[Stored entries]
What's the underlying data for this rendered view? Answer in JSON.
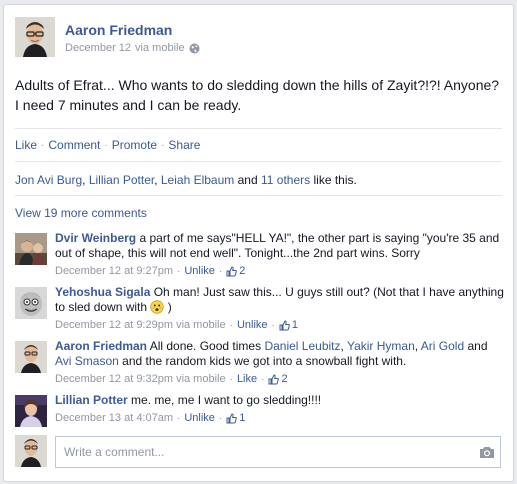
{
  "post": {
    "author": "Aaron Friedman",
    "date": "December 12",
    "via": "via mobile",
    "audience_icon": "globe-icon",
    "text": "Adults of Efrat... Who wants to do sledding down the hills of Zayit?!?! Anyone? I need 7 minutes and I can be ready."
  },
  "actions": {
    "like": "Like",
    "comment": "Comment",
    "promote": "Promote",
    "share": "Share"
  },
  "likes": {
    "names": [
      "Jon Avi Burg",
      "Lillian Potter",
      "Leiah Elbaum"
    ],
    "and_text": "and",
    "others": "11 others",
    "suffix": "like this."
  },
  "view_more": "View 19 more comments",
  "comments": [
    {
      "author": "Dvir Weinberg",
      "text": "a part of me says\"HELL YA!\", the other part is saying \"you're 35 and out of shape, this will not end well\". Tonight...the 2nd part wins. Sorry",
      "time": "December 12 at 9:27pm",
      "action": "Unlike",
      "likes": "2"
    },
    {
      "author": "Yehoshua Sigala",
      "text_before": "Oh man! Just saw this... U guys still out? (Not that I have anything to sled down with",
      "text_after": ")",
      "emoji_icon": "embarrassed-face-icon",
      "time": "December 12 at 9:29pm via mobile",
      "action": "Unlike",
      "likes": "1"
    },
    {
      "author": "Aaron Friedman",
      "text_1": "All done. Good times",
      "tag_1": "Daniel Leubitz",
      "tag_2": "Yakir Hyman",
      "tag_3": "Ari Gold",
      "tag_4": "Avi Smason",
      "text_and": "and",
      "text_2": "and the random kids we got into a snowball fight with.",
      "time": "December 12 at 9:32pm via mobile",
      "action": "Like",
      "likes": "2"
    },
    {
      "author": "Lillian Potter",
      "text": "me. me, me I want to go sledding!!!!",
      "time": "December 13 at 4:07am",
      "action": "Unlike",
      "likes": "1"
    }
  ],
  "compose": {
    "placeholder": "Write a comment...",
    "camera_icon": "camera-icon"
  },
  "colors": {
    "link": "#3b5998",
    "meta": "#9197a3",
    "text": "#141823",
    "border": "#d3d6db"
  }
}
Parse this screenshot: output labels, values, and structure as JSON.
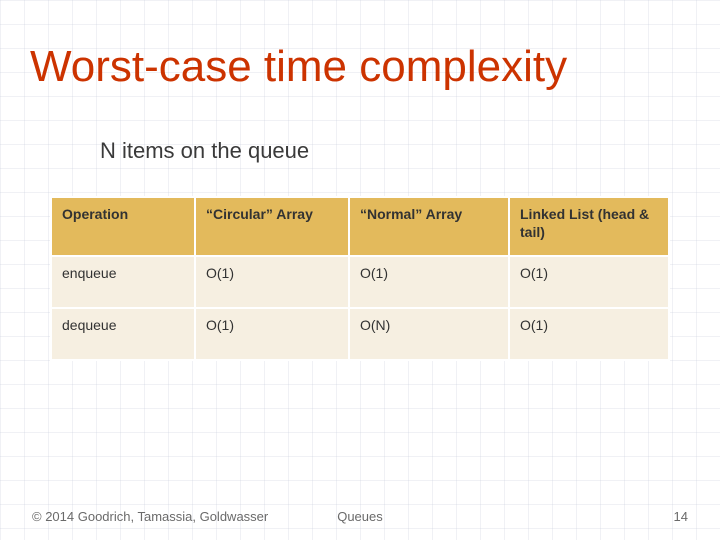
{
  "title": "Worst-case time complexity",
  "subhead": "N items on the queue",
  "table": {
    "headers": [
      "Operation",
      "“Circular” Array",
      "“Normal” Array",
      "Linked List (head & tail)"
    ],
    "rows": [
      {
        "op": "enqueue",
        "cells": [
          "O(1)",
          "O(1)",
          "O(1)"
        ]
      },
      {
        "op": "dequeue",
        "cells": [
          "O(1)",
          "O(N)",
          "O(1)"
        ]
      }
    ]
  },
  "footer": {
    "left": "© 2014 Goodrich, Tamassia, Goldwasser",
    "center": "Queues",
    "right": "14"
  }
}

OBJECTIVE
Leave out the pictures and reproduce the rest of the listing exactly.

TASK ANSWER
What's the underlying data for this rendered view? Answer in JSON.
{
  "post": {
    "author": "Aaron Friedman",
    "date": "December 12",
    "via": "via mobile",
    "audience_icon": "globe-icon",
    "text": "Adults of Efrat... Who wants to do sledding down the hills of Zayit?!?! Anyone? I need 7 minutes and I can be ready."
  },
  "actions": {
    "like": "Like",
    "comment": "Comment",
    "promote": "Promote",
    "share": "Share"
  },
  "likes": {
    "names": [
      "Jon Avi Burg",
      "Lillian Potter",
      "Leiah Elbaum"
    ],
    "and_text": "and",
    "others": "11 others",
    "suffix": "like this."
  },
  "view_more": "View 19 more comments",
  "comments": [
    {
      "author": "Dvir Weinberg",
      "text": "a part of me says\"HELL YA!\", the other part is saying \"you're 35 and out of shape, this will not end well\". Tonight...the 2nd part wins. Sorry",
      "time": "December 12 at 9:27pm",
      "action": "Unlike",
      "likes": "2"
    },
    {
      "author": "Yehoshua Sigala",
      "text_before": "Oh man! Just saw this... U guys still out? (Not that I have anything to sled down with",
      "text_after": ")",
      "emoji_icon": "embarrassed-face-icon",
      "time": "December 12 at 9:29pm via mobile",
      "action": "Unlike",
      "likes": "1"
    },
    {
      "author": "Aaron Friedman",
      "text_1": "All done. Good times",
      "tag_1": "Daniel Leubitz",
      "tag_2": "Yakir Hyman",
      "tag_3": "Ari Gold",
      "tag_4": "Avi Smason",
      "text_and": "and",
      "text_2": "and the random kids we got into a snowball fight with.",
      "time": "December 12 at 9:32pm via mobile",
      "action": "Like",
      "likes": "2"
    },
    {
      "author": "Lillian Potter",
      "text": "me. me, me I want to go sledding!!!!",
      "time": "December 13 at 4:07am",
      "action": "Unlike",
      "likes": "1"
    }
  ],
  "compose": {
    "placeholder": "Write a comment...",
    "camera_icon": "camera-icon"
  },
  "colors": {
    "link": "#3b5998",
    "meta": "#9197a3",
    "text": "#141823",
    "border": "#d3d6db"
  }
}
Parse this screenshot: output labels, values, and structure as JSON.
{
  "title": "Worst-case time complexity",
  "subhead": "N items on the queue",
  "table": {
    "headers": [
      "Operation",
      "“Circular” Array",
      "“Normal” Array",
      "Linked List (head & tail)"
    ],
    "rows": [
      {
        "op": "enqueue",
        "cells": [
          "O(1)",
          "O(1)",
          "O(1)"
        ]
      },
      {
        "op": "dequeue",
        "cells": [
          "O(1)",
          "O(N)",
          "O(1)"
        ]
      }
    ]
  },
  "footer": {
    "left": "© 2014 Goodrich, Tamassia, Goldwasser",
    "center": "Queues",
    "right": "14"
  }
}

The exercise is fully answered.